>> Start

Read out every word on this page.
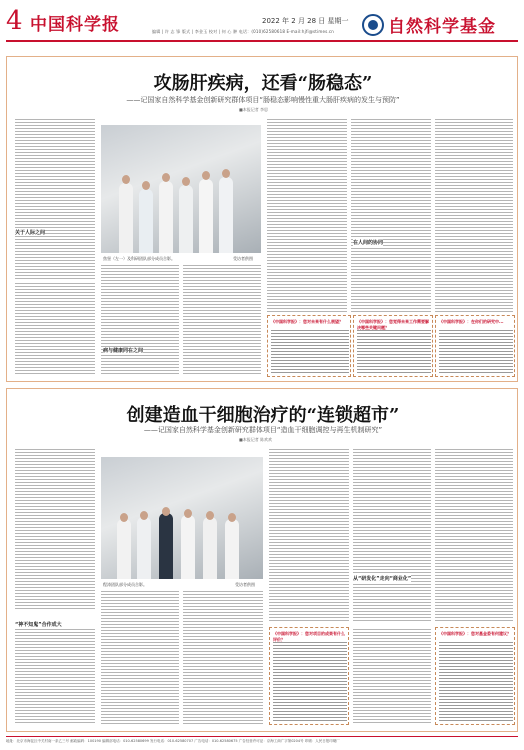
4 中国科学报	2022 年 2 月 28 日 星期一
编辑 | 许 志 锋 版式 | 李金玉 校对 | 何 心 翀 电话：(010)62580618 E-mail:hjfi@stimes.cn	自然科学基金
攻肠肝疾病，还看“肠稳态”
——记国家自然科学基金创新研究群体项目“肠稳态影响慢性重大肠肝疾病的发生与预防”
■本报记者 李思
关于人际之间
焦坚（左一）及科研团队部分成员合影。	受访者供图
病与健康同在之间
在人间的协同
《中国科学报》：您对未来有什么展望？	《中国科学报》：您觉得未来工作需要解决哪些关键问题？
《中国科学报》：在你们的研究中...
创建造血干细胞治疗的“连锁超市”
——记国家自然科学基金创新研究群体项目“造血干细胞调控与再生机制研究”
■本报记者 陈欢欢
“神不知鬼”合作成大
程涛团队部分成员合影。	受访者供图
从“研发化”走向“商业化”
《中国科学报》：您对项目的成果有什么评价？
《中国科学报》：您对基金委有何建议？
地址：北京市海淀区中关村南一条乙三号 邮政编码：100190 编辑部电话：010-62580699 发行电话：010-62580707 广告电话：010-62580675 广告经营许可证：京海工商广字第0204号 印刷：人民日报印刷厂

>> End

An exact transcription of all the entries is required, without the pictures.

Read out every word on this page.
4 中国科学报	2022 年 2 月 28 日 星期一
编辑 | 许 志 锋 版式 | 李金玉 校对 | 何 心 翀 电话：(010)62580618 E-mail:hjfi@stimes.cn	自然科学基金
攻肠肝疾病，还看“肠稳态”
——记国家自然科学基金创新研究群体项目“肠稳态影响慢性重大肠肝疾病的发生与预防”
■本报记者 李思
关于人际之间
焦坚（左一）及科研团队部分成员合影。	受访者供图
病与健康同在之间
在人间的协同
《中国科学报》：您对未来有什么展望？	《中国科学报》：您觉得未来工作需要解决哪些关键问题？
《中国科学报》：在你们的研究中...
创建造血干细胞治疗的“连锁超市”
——记国家自然科学基金创新研究群体项目“造血干细胞调控与再生机制研究”
■本报记者 陈欢欢
“神不知鬼”合作成大
程涛团队部分成员合影。	受访者供图
从“研发化”走向“商业化”
《中国科学报》：您对项目的成果有什么评价？
《中国科学报》：您对基金委有何建议？
地址：北京市海淀区中关村南一条乙三号 邮政编码：100190 编辑部电话：010-62580699 发行电话：010-62580707 广告电话：010-62580675 广告经营许可证：京海工商广字第0204号 印刷：人民日报印刷厂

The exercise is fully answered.